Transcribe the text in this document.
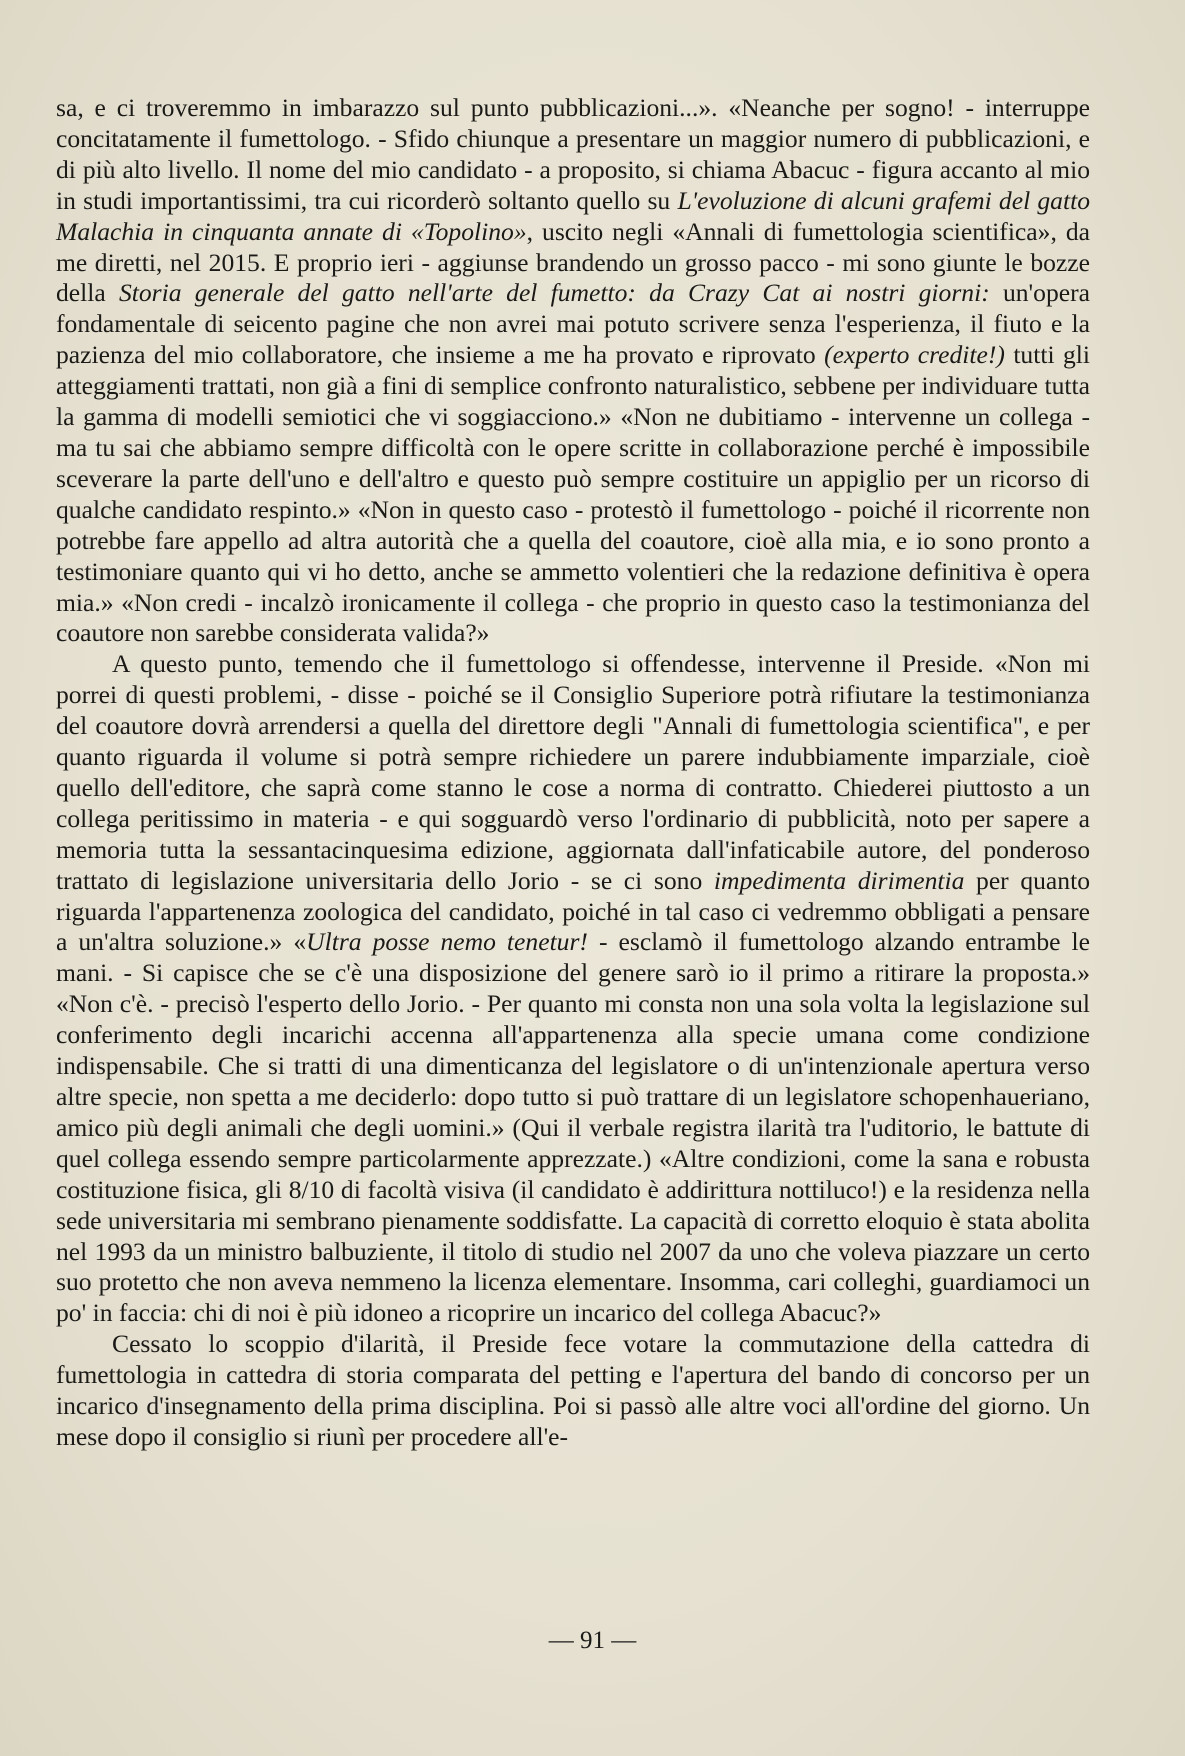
sa, e ci troveremmo in imbarazzo sul punto pubblicazioni...». «Neanche per sogno! - interruppe concitatamente il fumettologo. - Sfido chiunque a presentare un maggior numero di pubblicazioni, e di più alto livello. Il nome del mio candidato - a proposito, si chiama Abacuc - figura accanto al mio in studi importantissimi, tra cui ricorderò soltanto quello su L'evoluzione di alcuni grafemi del gatto Malachia in cinquanta annate di «Topolino», uscito negli «Annali di fumettologia scientifica», da me diretti, nel 2015. E proprio ieri - aggiunse brandendo un grosso pacco - mi sono giunte le bozze della Storia generale del gatto nell'arte del fumetto: da Crazy Cat ai nostri giorni: un'opera fondamentale di seicento pagine che non avrei mai potuto scrivere senza l'esperienza, il fiuto e la pazienza del mio collaboratore, che insieme a me ha provato e riprovato (experto credite!) tutti gli atteggiamenti trattati, non già a fini di semplice confronto naturalistico, sebbene per individuare tutta la gamma di modelli semiotici che vi soggiacciono.» «Non ne dubitiamo - intervenne un collega - ma tu sai che abbiamo sempre difficoltà con le opere scritte in collaborazione perché è impossibile sceverare la parte dell'uno e dell'altro e questo può sempre costituire un appiglio per un ricorso di qualche candidato respinto.» «Non in questo caso - protestò il fumettologo - poiché il ricorrente non potrebbe fare appello ad altra autorità che a quella del coautore, cioè alla mia, e io sono pronto a testimoniare quanto qui vi ho detto, anche se ammetto volentieri che la redazione definitiva è opera mia.» «Non credi - incalzò ironicamente il collega - che proprio in questo caso la testimonianza del coautore non sarebbe considerata valida?»

A questo punto, temendo che il fumettologo si offendesse, intervenne il Preside. «Non mi porrei di questi problemi, - disse - poiché se il Consiglio Superiore potrà rifiutare la testimonianza del coautore dovrà arrendersi a quella del direttore degli "Annali di fumettologia scientifica", e per quanto riguarda il volume si potrà sempre richiedere un parere indubbiamente imparziale, cioè quello dell'editore, che saprà come stanno le cose a norma di contratto. Chiederei piuttosto a un collega peritissimo in materia - e qui sogguardò verso l'ordinario di pubblicità, noto per sapere a memoria tutta la sessantacinquesima edizione, aggiornata dall'infaticabile autore, del ponderoso trattato di legislazione universitaria dello Jorio - se ci sono impedimenta dirimentia per quanto riguarda l'appartenenza zoologica del candidato, poiché in tal caso ci vedremmo obbligati a pensare a un'altra soluzione.» «Ultra posse nemo tenetur! - esclamò il fumettologo alzando entrambe le mani. - Si capisce che se c'è una disposizione del genere sarò io il primo a ritirare la proposta.» «Non c'è. - precisò l'esperto dello Jorio. - Per quanto mi consta non una sola volta la legislazione sul conferimento degli incarichi accenna all'appartenenza alla specie umana come condizione indispensabile. Che si tratti di una dimenticanza del legislatore o di un'intenzionale apertura verso altre specie, non spetta a me deciderlo: dopo tutto si può trattare di un legislatore schopenhaueriano, amico più degli animali che degli uomini.» (Qui il verbale registra ilarità tra l'uditorio, le battute di quel collega essendo sempre particolarmente apprezzate.) «Altre condizioni, come la sana e robusta costituzione fisica, gli 8/10 di facoltà visiva (il candidato è addirittura nottiluco!) e la residenza nella sede universitaria mi sembrano pienamente soddisfatte. La capacità di corretto eloquio è stata abolita nel 1993 da un ministro balbuziente, il titolo di studio nel 2007 da uno che voleva piazzare un certo suo protetto che non aveva nemmeno la licenza elementare. Insomma, cari colleghi, guardiamoci un po' in faccia: chi di noi è più idoneo a ricoprire un incarico del collega Abacuc?»

Cessato lo scoppio d'ilarità, il Preside fece votare la commutazione della cattedra di fumettologia in cattedra di storia comparata del petting e l'apertura del bando di concorso per un incarico d'insegnamento della prima disciplina. Poi si passò alle altre voci all'ordine del giorno. Un mese dopo il consiglio si riunì per procedere all'e-

— 91 —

▶ Objective
Repeat the data exactly in full, omitting its pictures.

▶ The reply
Transcribe the text in this document.
sa, e ci troveremmo in imbarazzo sul punto pubblicazioni...». «Neanche per sogno! - interruppe concitatamente il fumettologo. - Sfido chiunque a presentare un maggior numero di pubblicazioni, e di più alto livello. Il nome del mio candidato - a proposito, si chiama Abacuc - figura accanto al mio in studi importantissimi, tra cui ricorderò soltanto quello su L'evoluzione di alcuni grafemi del gatto Malachia in cinquanta annate di «Topolino», uscito negli «Annali di fumettologia scientifica», da me diretti, nel 2015. E proprio ieri - aggiunse brandendo un grosso pacco - mi sono giunte le bozze della Storia generale del gatto nell'arte del fumetto: da Crazy Cat ai nostri giorni: un'opera fondamentale di seicento pagine che non avrei mai potuto scrivere senza l'esperienza, il fiuto e la pazienza del mio collaboratore, che insieme a me ha provato e riprovato (experto credite!) tutti gli atteggiamenti trattati, non già a fini di semplice confronto naturalistico, sebbene per individuare tutta la gamma di modelli semiotici che vi soggiacciono.» «Non ne dubitiamo - intervenne un collega - ma tu sai che abbiamo sempre difficoltà con le opere scritte in collaborazione perché è impossibile sceverare la parte dell'uno e dell'altro e questo può sempre costituire un appiglio per un ricorso di qualche candidato respinto.» «Non in questo caso - protestò il fumettologo - poiché il ricorrente non potrebbe fare appello ad altra autorità che a quella del coautore, cioè alla mia, e io sono pronto a testimoniare quanto qui vi ho detto, anche se ammetto volentieri che la redazione definitiva è opera mia.» «Non credi - incalzò ironicamente il collega - che proprio in questo caso la testimonianza del coautore non sarebbe considerata valida?»

A questo punto, temendo che il fumettologo si offendesse, intervenne il Preside. «Non mi porrei di questi problemi, - disse - poiché se il Consiglio Superiore potrà rifiutare la testimonianza del coautore dovrà arrendersi a quella del direttore degli "Annali di fumettologia scientifica", e per quanto riguarda il volume si potrà sempre richiedere un parere indubbiamente imparziale, cioè quello dell'editore, che saprà come stanno le cose a norma di contratto. Chiederei piuttosto a un collega peritissimo in materia - e qui sogguardò verso l'ordinario di pubblicità, noto per sapere a memoria tutta la sessantacinquesima edizione, aggiornata dall'infaticabile autore, del ponderoso trattato di legislazione universitaria dello Jorio - se ci sono impedimenta dirimentia per quanto riguarda l'appartenenza zoologica del candidato, poiché in tal caso ci vedremmo obbligati a pensare a un'altra soluzione.» «Ultra posse nemo tenetur! - esclamò il fumettologo alzando entrambe le mani. - Si capisce che se c'è una disposizione del genere sarò io il primo a ritirare la proposta.» «Non c'è. - precisò l'esperto dello Jorio. - Per quanto mi consta non una sola volta la legislazione sul conferimento degli incarichi accenna all'appartenenza alla specie umana come condizione indispensabile. Che si tratti di una dimenticanza del legislatore o di un'intenzionale apertura verso altre specie, non spetta a me deciderlo: dopo tutto si può trattare di un legislatore schopenhaueriano, amico più degli animali che degli uomini.» (Qui il verbale registra ilarità tra l'uditorio, le battute di quel collega essendo sempre particolarmente apprezzate.) «Altre condizioni, come la sana e robusta costituzione fisica, gli 8/10 di facoltà visiva (il candidato è addirittura nottiluco!) e la residenza nella sede universitaria mi sembrano pienamente soddisfatte. La capacità di corretto eloquio è stata abolita nel 1993 da un ministro balbuziente, il titolo di studio nel 2007 da uno che voleva piazzare un certo suo protetto che non aveva nemmeno la licenza elementare. Insomma, cari colleghi, guardiamoci un po' in faccia: chi di noi è più idoneo a ricoprire un incarico del collega Abacuc?»

Cessato lo scoppio d'ilarità, il Preside fece votare la commutazione della cattedra di fumettologia in cattedra di storia comparata del petting e l'apertura del bando di concorso per un incarico d'insegnamento della prima disciplina. Poi si passò alle altre voci all'ordine del giorno. Un mese dopo il consiglio si riunì per procedere all'e-

— 91 —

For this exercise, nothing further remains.